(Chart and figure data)
## begin

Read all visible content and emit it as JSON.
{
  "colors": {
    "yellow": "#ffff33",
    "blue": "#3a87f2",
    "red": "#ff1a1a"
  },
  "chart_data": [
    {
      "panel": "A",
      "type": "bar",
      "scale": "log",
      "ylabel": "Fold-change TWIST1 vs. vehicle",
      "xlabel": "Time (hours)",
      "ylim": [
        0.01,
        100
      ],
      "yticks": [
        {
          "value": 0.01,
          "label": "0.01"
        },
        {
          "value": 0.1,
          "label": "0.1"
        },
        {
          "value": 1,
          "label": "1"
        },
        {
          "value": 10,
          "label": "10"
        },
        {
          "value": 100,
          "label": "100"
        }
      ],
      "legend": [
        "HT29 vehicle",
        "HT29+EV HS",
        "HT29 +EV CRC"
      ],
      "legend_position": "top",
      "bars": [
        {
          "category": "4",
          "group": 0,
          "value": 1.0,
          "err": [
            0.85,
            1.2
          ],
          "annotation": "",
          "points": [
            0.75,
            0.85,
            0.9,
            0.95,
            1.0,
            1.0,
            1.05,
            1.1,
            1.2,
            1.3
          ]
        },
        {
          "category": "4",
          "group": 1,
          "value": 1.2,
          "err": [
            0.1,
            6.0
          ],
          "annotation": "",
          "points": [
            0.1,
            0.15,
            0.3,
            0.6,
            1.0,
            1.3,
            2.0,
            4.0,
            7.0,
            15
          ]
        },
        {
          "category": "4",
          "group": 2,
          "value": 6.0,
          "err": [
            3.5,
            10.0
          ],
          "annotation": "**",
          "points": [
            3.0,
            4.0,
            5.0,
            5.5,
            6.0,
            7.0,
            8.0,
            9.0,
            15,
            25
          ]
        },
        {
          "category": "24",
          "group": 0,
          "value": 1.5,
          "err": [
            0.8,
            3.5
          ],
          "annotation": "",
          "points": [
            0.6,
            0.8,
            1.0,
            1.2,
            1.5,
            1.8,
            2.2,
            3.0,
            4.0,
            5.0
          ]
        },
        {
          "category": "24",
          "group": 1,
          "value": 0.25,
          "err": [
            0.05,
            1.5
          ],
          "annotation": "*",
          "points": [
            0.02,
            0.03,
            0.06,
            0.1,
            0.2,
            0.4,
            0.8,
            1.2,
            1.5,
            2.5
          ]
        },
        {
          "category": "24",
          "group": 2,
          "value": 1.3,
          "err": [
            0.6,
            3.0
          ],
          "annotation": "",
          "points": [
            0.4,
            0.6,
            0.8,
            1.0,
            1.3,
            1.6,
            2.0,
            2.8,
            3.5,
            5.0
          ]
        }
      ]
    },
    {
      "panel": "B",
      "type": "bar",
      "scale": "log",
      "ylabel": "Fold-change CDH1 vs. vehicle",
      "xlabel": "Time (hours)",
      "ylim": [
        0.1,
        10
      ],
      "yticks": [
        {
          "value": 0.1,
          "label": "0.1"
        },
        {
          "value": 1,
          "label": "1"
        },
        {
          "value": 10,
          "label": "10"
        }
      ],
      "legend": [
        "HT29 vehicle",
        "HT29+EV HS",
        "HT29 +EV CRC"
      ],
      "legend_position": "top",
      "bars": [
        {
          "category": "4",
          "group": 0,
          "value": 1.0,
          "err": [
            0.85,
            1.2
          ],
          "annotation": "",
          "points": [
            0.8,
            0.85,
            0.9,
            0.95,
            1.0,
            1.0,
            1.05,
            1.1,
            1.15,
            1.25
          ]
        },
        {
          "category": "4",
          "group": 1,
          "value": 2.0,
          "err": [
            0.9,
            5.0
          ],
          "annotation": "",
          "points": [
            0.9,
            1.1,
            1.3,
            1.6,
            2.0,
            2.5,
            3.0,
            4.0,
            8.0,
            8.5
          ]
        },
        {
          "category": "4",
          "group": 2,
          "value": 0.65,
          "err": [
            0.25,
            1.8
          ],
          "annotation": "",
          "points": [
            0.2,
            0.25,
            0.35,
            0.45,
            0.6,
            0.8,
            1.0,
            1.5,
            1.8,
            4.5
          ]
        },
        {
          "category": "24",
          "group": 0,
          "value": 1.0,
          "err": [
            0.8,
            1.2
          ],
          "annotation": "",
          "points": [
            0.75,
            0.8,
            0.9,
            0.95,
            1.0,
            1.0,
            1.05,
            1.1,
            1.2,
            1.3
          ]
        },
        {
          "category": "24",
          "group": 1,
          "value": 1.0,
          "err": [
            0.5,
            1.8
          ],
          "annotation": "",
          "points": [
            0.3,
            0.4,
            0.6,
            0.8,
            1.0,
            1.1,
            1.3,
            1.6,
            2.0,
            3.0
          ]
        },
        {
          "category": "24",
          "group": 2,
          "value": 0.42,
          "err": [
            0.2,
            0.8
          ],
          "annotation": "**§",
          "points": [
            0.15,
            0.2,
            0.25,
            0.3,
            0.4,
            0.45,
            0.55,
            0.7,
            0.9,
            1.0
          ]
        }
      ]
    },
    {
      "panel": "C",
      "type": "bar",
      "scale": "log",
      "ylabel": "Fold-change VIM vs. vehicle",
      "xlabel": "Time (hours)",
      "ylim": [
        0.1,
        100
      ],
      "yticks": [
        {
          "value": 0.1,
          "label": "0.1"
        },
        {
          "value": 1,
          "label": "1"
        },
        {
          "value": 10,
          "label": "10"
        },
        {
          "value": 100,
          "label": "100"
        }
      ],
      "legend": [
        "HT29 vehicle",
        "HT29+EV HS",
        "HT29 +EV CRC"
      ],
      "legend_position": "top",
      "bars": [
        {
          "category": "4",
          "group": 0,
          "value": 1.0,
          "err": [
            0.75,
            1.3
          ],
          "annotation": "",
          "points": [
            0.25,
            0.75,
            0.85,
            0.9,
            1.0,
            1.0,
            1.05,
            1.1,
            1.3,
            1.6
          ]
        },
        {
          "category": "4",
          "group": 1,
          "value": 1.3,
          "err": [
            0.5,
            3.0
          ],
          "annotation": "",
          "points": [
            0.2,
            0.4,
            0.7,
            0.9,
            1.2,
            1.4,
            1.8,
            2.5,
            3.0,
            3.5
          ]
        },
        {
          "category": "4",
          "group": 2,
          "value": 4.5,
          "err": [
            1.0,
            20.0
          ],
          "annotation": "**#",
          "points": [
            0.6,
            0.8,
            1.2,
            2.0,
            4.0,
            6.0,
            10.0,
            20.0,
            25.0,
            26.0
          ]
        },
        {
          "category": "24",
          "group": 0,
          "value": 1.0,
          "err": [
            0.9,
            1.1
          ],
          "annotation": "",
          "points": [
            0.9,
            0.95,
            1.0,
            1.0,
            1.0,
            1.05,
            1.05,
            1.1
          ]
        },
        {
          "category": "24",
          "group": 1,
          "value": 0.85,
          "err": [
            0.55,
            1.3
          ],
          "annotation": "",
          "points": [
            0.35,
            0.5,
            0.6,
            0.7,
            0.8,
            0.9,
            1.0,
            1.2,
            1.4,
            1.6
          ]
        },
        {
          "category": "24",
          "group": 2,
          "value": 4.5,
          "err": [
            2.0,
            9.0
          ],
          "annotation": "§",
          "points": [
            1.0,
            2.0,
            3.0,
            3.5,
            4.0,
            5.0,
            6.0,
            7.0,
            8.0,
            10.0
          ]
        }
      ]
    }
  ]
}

## end

◆ STATED GOAL ◆
Print the material verbatim, all of it.

◆ COMPLETED TASK ◆
Read all visible content and emit it as JSON.
{
  "colors": {
    "yellow": "#ffff33",
    "blue": "#3a87f2",
    "red": "#ff1a1a"
  },
  "chart_data": [
    {
      "panel": "A",
      "type": "bar",
      "scale": "log",
      "ylabel": "Fold-change TWIST1 vs. vehicle",
      "xlabel": "Time (hours)",
      "ylim": [
        0.01,
        100
      ],
      "yticks": [
        {
          "value": 0.01,
          "label": "0.01"
        },
        {
          "value": 0.1,
          "label": "0.1"
        },
        {
          "value": 1,
          "label": "1"
        },
        {
          "value": 10,
          "label": "10"
        },
        {
          "value": 100,
          "label": "100"
        }
      ],
      "legend": [
        "HT29 vehicle",
        "HT29+EV HS",
        "HT29 +EV CRC"
      ],
      "legend_position": "top",
      "bars": [
        {
          "category": "4",
          "group": 0,
          "value": 1.0,
          "err": [
            0.85,
            1.2
          ],
          "annotation": "",
          "points": [
            0.75,
            0.85,
            0.9,
            0.95,
            1.0,
            1.0,
            1.05,
            1.1,
            1.2,
            1.3
          ]
        },
        {
          "category": "4",
          "group": 1,
          "value": 1.2,
          "err": [
            0.1,
            6.0
          ],
          "annotation": "",
          "points": [
            0.1,
            0.15,
            0.3,
            0.6,
            1.0,
            1.3,
            2.0,
            4.0,
            7.0,
            15
          ]
        },
        {
          "category": "4",
          "group": 2,
          "value": 6.0,
          "err": [
            3.5,
            10.0
          ],
          "annotation": "**",
          "points": [
            3.0,
            4.0,
            5.0,
            5.5,
            6.0,
            7.0,
            8.0,
            9.0,
            15,
            25
          ]
        },
        {
          "category": "24",
          "group": 0,
          "value": 1.5,
          "err": [
            0.8,
            3.5
          ],
          "annotation": "",
          "points": [
            0.6,
            0.8,
            1.0,
            1.2,
            1.5,
            1.8,
            2.2,
            3.0,
            4.0,
            5.0
          ]
        },
        {
          "category": "24",
          "group": 1,
          "value": 0.25,
          "err": [
            0.05,
            1.5
          ],
          "annotation": "*",
          "points": [
            0.02,
            0.03,
            0.06,
            0.1,
            0.2,
            0.4,
            0.8,
            1.2,
            1.5,
            2.5
          ]
        },
        {
          "category": "24",
          "group": 2,
          "value": 1.3,
          "err": [
            0.6,
            3.0
          ],
          "annotation": "",
          "points": [
            0.4,
            0.6,
            0.8,
            1.0,
            1.3,
            1.6,
            2.0,
            2.8,
            3.5,
            5.0
          ]
        }
      ]
    },
    {
      "panel": "B",
      "type": "bar",
      "scale": "log",
      "ylabel": "Fold-change CDH1 vs. vehicle",
      "xlabel": "Time (hours)",
      "ylim": [
        0.1,
        10
      ],
      "yticks": [
        {
          "value": 0.1,
          "label": "0.1"
        },
        {
          "value": 1,
          "label": "1"
        },
        {
          "value": 10,
          "label": "10"
        }
      ],
      "legend": [
        "HT29 vehicle",
        "HT29+EV HS",
        "HT29 +EV CRC"
      ],
      "legend_position": "top",
      "bars": [
        {
          "category": "4",
          "group": 0,
          "value": 1.0,
          "err": [
            0.85,
            1.2
          ],
          "annotation": "",
          "points": [
            0.8,
            0.85,
            0.9,
            0.95,
            1.0,
            1.0,
            1.05,
            1.1,
            1.15,
            1.25
          ]
        },
        {
          "category": "4",
          "group": 1,
          "value": 2.0,
          "err": [
            0.9,
            5.0
          ],
          "annotation": "",
          "points": [
            0.9,
            1.1,
            1.3,
            1.6,
            2.0,
            2.5,
            3.0,
            4.0,
            8.0,
            8.5
          ]
        },
        {
          "category": "4",
          "group": 2,
          "value": 0.65,
          "err": [
            0.25,
            1.8
          ],
          "annotation": "",
          "points": [
            0.2,
            0.25,
            0.35,
            0.45,
            0.6,
            0.8,
            1.0,
            1.5,
            1.8,
            4.5
          ]
        },
        {
          "category": "24",
          "group": 0,
          "value": 1.0,
          "err": [
            0.8,
            1.2
          ],
          "annotation": "",
          "points": [
            0.75,
            0.8,
            0.9,
            0.95,
            1.0,
            1.0,
            1.05,
            1.1,
            1.2,
            1.3
          ]
        },
        {
          "category": "24",
          "group": 1,
          "value": 1.0,
          "err": [
            0.5,
            1.8
          ],
          "annotation": "",
          "points": [
            0.3,
            0.4,
            0.6,
            0.8,
            1.0,
            1.1,
            1.3,
            1.6,
            2.0,
            3.0
          ]
        },
        {
          "category": "24",
          "group": 2,
          "value": 0.42,
          "err": [
            0.2,
            0.8
          ],
          "annotation": "**§",
          "points": [
            0.15,
            0.2,
            0.25,
            0.3,
            0.4,
            0.45,
            0.55,
            0.7,
            0.9,
            1.0
          ]
        }
      ]
    },
    {
      "panel": "C",
      "type": "bar",
      "scale": "log",
      "ylabel": "Fold-change VIM vs. vehicle",
      "xlabel": "Time (hours)",
      "ylim": [
        0.1,
        100
      ],
      "yticks": [
        {
          "value": 0.1,
          "label": "0.1"
        },
        {
          "value": 1,
          "label": "1"
        },
        {
          "value": 10,
          "label": "10"
        },
        {
          "value": 100,
          "label": "100"
        }
      ],
      "legend": [
        "HT29 vehicle",
        "HT29+EV HS",
        "HT29 +EV CRC"
      ],
      "legend_position": "top",
      "bars": [
        {
          "category": "4",
          "group": 0,
          "value": 1.0,
          "err": [
            0.75,
            1.3
          ],
          "annotation": "",
          "points": [
            0.25,
            0.75,
            0.85,
            0.9,
            1.0,
            1.0,
            1.05,
            1.1,
            1.3,
            1.6
          ]
        },
        {
          "category": "4",
          "group": 1,
          "value": 1.3,
          "err": [
            0.5,
            3.0
          ],
          "annotation": "",
          "points": [
            0.2,
            0.4,
            0.7,
            0.9,
            1.2,
            1.4,
            1.8,
            2.5,
            3.0,
            3.5
          ]
        },
        {
          "category": "4",
          "group": 2,
          "value": 4.5,
          "err": [
            1.0,
            20.0
          ],
          "annotation": "**#",
          "points": [
            0.6,
            0.8,
            1.2,
            2.0,
            4.0,
            6.0,
            10.0,
            20.0,
            25.0,
            26.0
          ]
        },
        {
          "category": "24",
          "group": 0,
          "value": 1.0,
          "err": [
            0.9,
            1.1
          ],
          "annotation": "",
          "points": [
            0.9,
            0.95,
            1.0,
            1.0,
            1.0,
            1.05,
            1.05,
            1.1
          ]
        },
        {
          "category": "24",
          "group": 1,
          "value": 0.85,
          "err": [
            0.55,
            1.3
          ],
          "annotation": "",
          "points": [
            0.35,
            0.5,
            0.6,
            0.7,
            0.8,
            0.9,
            1.0,
            1.2,
            1.4,
            1.6
          ]
        },
        {
          "category": "24",
          "group": 2,
          "value": 4.5,
          "err": [
            2.0,
            9.0
          ],
          "annotation": "§",
          "points": [
            1.0,
            2.0,
            3.0,
            3.5,
            4.0,
            5.0,
            6.0,
            7.0,
            8.0,
            10.0
          ]
        }
      ]
    }
  ]
}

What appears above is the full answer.